• Work to complete: Render every line in the listing below as a numbered list, leaving out any blank lines.

• Provided records:
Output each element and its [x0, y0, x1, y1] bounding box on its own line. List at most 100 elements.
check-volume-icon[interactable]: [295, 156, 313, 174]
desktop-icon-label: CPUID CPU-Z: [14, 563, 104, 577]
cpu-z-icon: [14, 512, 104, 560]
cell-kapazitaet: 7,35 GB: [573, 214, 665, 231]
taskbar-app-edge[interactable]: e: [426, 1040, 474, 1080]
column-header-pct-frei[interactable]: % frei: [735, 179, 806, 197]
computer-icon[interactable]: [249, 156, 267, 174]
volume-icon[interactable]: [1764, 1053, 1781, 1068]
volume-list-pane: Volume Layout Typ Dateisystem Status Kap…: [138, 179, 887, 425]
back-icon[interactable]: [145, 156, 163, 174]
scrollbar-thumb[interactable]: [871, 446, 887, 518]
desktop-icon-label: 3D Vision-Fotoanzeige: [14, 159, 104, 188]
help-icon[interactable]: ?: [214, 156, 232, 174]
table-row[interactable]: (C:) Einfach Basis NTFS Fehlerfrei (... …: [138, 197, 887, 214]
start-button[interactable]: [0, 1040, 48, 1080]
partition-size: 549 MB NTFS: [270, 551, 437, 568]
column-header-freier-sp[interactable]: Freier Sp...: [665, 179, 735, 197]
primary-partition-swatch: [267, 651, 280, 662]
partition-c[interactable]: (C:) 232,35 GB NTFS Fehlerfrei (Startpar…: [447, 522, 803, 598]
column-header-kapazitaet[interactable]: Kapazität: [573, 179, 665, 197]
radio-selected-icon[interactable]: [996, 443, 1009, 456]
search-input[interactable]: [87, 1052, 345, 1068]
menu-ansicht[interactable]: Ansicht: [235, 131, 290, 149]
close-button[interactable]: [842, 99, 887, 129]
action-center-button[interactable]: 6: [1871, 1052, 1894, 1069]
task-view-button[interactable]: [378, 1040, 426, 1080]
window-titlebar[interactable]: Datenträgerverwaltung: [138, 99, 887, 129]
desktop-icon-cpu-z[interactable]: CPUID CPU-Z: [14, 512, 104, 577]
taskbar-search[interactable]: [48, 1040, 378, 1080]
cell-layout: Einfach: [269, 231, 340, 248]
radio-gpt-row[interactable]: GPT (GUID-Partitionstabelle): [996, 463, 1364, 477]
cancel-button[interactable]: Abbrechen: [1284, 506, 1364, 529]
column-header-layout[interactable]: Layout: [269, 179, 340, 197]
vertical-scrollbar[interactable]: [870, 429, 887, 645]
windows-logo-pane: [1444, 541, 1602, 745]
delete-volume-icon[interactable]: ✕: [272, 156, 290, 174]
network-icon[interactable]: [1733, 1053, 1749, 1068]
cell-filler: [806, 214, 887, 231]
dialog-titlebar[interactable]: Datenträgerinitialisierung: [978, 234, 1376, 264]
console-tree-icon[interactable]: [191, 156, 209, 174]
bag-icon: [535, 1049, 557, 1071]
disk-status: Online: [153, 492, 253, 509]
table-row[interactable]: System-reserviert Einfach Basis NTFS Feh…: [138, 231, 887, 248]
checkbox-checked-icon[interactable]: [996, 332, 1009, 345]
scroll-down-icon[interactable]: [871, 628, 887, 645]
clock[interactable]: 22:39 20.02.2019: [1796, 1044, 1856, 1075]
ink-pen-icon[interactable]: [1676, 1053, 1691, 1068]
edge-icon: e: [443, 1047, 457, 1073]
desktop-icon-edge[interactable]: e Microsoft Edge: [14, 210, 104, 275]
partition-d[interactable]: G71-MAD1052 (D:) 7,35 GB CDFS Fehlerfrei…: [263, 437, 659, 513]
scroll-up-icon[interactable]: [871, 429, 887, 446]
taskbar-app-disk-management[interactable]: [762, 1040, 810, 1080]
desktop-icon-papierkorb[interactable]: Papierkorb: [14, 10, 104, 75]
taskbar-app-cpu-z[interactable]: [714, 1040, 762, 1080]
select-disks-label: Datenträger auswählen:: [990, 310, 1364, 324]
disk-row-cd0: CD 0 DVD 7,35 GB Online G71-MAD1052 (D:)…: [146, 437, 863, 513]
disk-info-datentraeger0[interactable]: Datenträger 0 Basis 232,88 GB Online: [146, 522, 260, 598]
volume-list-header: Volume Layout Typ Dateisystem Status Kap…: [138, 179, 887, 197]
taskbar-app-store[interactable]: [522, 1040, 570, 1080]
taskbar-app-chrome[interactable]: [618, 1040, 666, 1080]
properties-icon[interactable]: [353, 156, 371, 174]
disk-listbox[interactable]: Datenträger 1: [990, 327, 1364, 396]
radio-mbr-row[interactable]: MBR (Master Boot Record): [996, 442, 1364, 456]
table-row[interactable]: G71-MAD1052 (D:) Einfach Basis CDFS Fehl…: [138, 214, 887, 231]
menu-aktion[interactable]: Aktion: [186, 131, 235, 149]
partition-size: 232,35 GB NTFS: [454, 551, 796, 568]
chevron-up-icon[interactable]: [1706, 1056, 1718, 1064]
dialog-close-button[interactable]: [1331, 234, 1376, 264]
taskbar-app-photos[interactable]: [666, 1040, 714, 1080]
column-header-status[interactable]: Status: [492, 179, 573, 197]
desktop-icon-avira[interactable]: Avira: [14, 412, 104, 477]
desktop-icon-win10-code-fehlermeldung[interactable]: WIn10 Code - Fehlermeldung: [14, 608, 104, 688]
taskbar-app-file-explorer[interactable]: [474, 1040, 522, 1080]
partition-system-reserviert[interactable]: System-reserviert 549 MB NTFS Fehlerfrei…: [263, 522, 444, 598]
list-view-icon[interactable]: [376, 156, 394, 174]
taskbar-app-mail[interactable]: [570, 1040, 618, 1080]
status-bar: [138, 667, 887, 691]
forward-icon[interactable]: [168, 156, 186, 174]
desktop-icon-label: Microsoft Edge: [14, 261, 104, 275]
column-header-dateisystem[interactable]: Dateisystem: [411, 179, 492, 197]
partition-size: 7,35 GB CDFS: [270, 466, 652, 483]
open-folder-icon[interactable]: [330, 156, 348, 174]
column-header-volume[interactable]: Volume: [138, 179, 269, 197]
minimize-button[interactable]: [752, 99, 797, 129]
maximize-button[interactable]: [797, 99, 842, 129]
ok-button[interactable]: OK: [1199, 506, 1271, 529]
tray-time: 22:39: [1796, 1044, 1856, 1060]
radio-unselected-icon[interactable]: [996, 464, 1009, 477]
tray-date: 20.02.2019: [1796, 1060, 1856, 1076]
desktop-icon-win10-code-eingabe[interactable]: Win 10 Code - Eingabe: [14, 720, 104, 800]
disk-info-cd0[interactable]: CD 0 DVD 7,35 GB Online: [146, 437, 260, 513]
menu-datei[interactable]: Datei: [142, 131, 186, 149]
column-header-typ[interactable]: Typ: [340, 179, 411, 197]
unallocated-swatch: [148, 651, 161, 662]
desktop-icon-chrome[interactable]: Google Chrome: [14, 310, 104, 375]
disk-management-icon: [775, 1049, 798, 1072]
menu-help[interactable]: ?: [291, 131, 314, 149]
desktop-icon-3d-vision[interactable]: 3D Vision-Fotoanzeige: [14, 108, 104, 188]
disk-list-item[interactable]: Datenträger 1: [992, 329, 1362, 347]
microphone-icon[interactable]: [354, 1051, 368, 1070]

• Reply to the exercise:
1. Output each element and its [x0, y0, x1, y1] bounding box on its own line. List at most 100 elements.
2. check-volume-icon[interactable]: [295, 156, 313, 174]
3. desktop-icon-label: CPUID CPU-Z: [14, 563, 104, 577]
4. cpu-z-icon: [14, 512, 104, 560]
5. cell-kapazitaet: 7,35 GB: [573, 214, 665, 231]
6. taskbar-app-edge[interactable]: e: [426, 1040, 474, 1080]
7. column-header-pct-frei[interactable]: % frei: [735, 179, 806, 197]
8. computer-icon[interactable]: [249, 156, 267, 174]
9. volume-icon[interactable]: [1764, 1053, 1781, 1068]
10. volume-list-pane: Volume Layout Typ Dateisystem Status Kap…: [138, 179, 887, 425]
11. back-icon[interactable]: [145, 156, 163, 174]
12. scrollbar-thumb[interactable]: [871, 446, 887, 518]
13. desktop-icon-label: 3D Vision-Fotoanzeige: [14, 159, 104, 188]
14. help-icon[interactable]: ?: [214, 156, 232, 174]
15. table-row[interactable]: (C:) Einfach Basis NTFS Fehlerfrei (... …: [138, 197, 887, 214]
16. start-button[interactable]: [0, 1040, 48, 1080]
17. partition-size: 549 MB NTFS: [270, 551, 437, 568]
18. column-header-freier-sp[interactable]: Freier Sp...: [665, 179, 735, 197]
19. primary-partition-swatch: [267, 651, 280, 662]
20. partition-c[interactable]: (C:) 232,35 GB NTFS Fehlerfrei (Startpar…: [447, 522, 803, 598]
21. column-header-kapazitaet[interactable]: Kapazität: [573, 179, 665, 197]
22. radio-selected-icon[interactable]: [996, 443, 1009, 456]
23. search-input[interactable]: [87, 1052, 345, 1068]
24. menu-ansicht[interactable]: Ansicht: [235, 131, 290, 149]
25. close-button[interactable]: [842, 99, 887, 129]
26. action-center-button[interactable]: 6: [1871, 1052, 1894, 1069]
27. task-view-button[interactable]: [378, 1040, 426, 1080]
28. window-titlebar[interactable]: Datenträgerverwaltung: [138, 99, 887, 129]
29. desktop-icon-cpu-z[interactable]: CPUID CPU-Z: [14, 512, 104, 577]
30. taskbar-search[interactable]: [48, 1040, 378, 1080]
31. cell-layout: Einfach: [269, 231, 340, 248]
32. radio-gpt-row[interactable]: GPT (GUID-Partitionstabelle): [996, 463, 1364, 477]
33. cancel-button[interactable]: Abbrechen: [1284, 506, 1364, 529]
34. column-header-layout[interactable]: Layout: [269, 179, 340, 197]
35. vertical-scrollbar[interactable]: [870, 429, 887, 645]
36. windows-logo-pane: [1444, 541, 1602, 745]
37. delete-volume-icon[interactable]: ✕: [272, 156, 290, 174]
38. network-icon[interactable]: [1733, 1053, 1749, 1068]
39. cell-filler: [806, 214, 887, 231]
40. dialog-titlebar[interactable]: Datenträgerinitialisierung: [978, 234, 1376, 264]
41. console-tree-icon[interactable]: [191, 156, 209, 174]
42. bag-icon: [535, 1049, 557, 1071]
43. disk-status: Online: [153, 492, 253, 509]
44. table-row[interactable]: System-reserviert Einfach Basis NTFS Feh…: [138, 231, 887, 248]
45. checkbox-checked-icon[interactable]: [996, 332, 1009, 345]
46. scroll-down-icon[interactable]: [871, 628, 887, 645]
47. clock[interactable]: 22:39 20.02.2019: [1796, 1044, 1856, 1075]
48. ink-pen-icon[interactable]: [1676, 1053, 1691, 1068]
49. edge-icon: e: [443, 1047, 457, 1073]
50. desktop-icon-edge[interactable]: e Microsoft Edge: [14, 210, 104, 275]
51. partition-d[interactable]: G71-MAD1052 (D:) 7,35 GB CDFS Fehlerfrei…: [263, 437, 659, 513]
52. scroll-up-icon[interactable]: [871, 429, 887, 446]
53. taskbar-app-disk-management[interactable]: [762, 1040, 810, 1080]
54. desktop-icon-papierkorb[interactable]: Papierkorb: [14, 10, 104, 75]
55. taskbar-app-cpu-z[interactable]: [714, 1040, 762, 1080]
56. select-disks-label: Datenträger auswählen:: [990, 310, 1364, 324]
57. disk-row-cd0: CD 0 DVD 7,35 GB Online G71-MAD1052 (D:)…: [146, 437, 863, 513]
58. disk-info-datentraeger0[interactable]: Datenträger 0 Basis 232,88 GB Online: [146, 522, 260, 598]
59. volume-list-header: Volume Layout Typ Dateisystem Status Kap…: [138, 179, 887, 197]
60. taskbar-app-store[interactable]: [522, 1040, 570, 1080]
61. taskbar-app-chrome[interactable]: [618, 1040, 666, 1080]
62. properties-icon[interactable]: [353, 156, 371, 174]
63. disk-listbox[interactable]: Datenträger 1: [990, 327, 1364, 396]
64. radio-mbr-row[interactable]: MBR (Master Boot Record): [996, 442, 1364, 456]
65. table-row[interactable]: G71-MAD1052 (D:) Einfach Basis CDFS Fehl…: [138, 214, 887, 231]
66. menu-aktion[interactable]: Aktion: [186, 131, 235, 149]
67. partition-size: 232,35 GB NTFS: [454, 551, 796, 568]
68. chevron-up-icon[interactable]: [1706, 1056, 1718, 1064]
69. dialog-close-button[interactable]: [1331, 234, 1376, 264]
70. taskbar-app-photos[interactable]: [666, 1040, 714, 1080]
71. column-header-status[interactable]: Status: [492, 179, 573, 197]
72. desktop-icon-avira[interactable]: Avira: [14, 412, 104, 477]
73. desktop-icon-win10-code-fehlermeldung[interactable]: WIn10 Code - Fehlermeldung: [14, 608, 104, 688]
74. taskbar-app-file-explorer[interactable]: [474, 1040, 522, 1080]
75. partition-system-reserviert[interactable]: System-reserviert 549 MB NTFS Fehlerfrei…: [263, 522, 444, 598]
76. list-view-icon[interactable]: [376, 156, 394, 174]
77. taskbar-app-mail[interactable]: [570, 1040, 618, 1080]
78. status-bar: [138, 667, 887, 691]
79. forward-icon[interactable]: [168, 156, 186, 174]
80. desktop-icon-label: Microsoft Edge: [14, 261, 104, 275]
81. column-header-dateisystem[interactable]: Dateisystem: [411, 179, 492, 197]
82. partition-size: 7,35 GB CDFS: [270, 466, 652, 483]
83. open-folder-icon[interactable]: [330, 156, 348, 174]
84. column-header-volume[interactable]: Volume: [138, 179, 269, 197]
85. minimize-button[interactable]: [752, 99, 797, 129]
86. maximize-button[interactable]: [797, 99, 842, 129]
87. ok-button[interactable]: OK: [1199, 506, 1271, 529]
88. tray-time: 22:39: [1796, 1044, 1856, 1060]
89. radio-unselected-icon[interactable]: [996, 464, 1009, 477]
90. tray-date: 20.02.2019: [1796, 1060, 1856, 1076]
91. desktop-icon-win10-code-eingabe[interactable]: Win 10 Code - Eingabe: [14, 720, 104, 800]
92. disk-info-cd0[interactable]: CD 0 DVD 7,35 GB Online: [146, 437, 260, 513]
93. menu-datei[interactable]: Datei: [142, 131, 186, 149]
94. column-header-typ[interactable]: Typ: [340, 179, 411, 197]
95. unallocated-swatch: [148, 651, 161, 662]
96. desktop-icon-chrome[interactable]: Google Chrome: [14, 310, 104, 375]
97. disk-management-icon: [775, 1049, 798, 1072]
98. menu-help[interactable]: ?: [291, 131, 314, 149]
99. desktop-icon-3d-vision[interactable]: 3D Vision-Fotoanzeige: [14, 108, 104, 188]
100. disk-list-item[interactable]: Datenträger 1: [992, 329, 1362, 347]
101. microphone-icon[interactable]: [354, 1051, 368, 1070]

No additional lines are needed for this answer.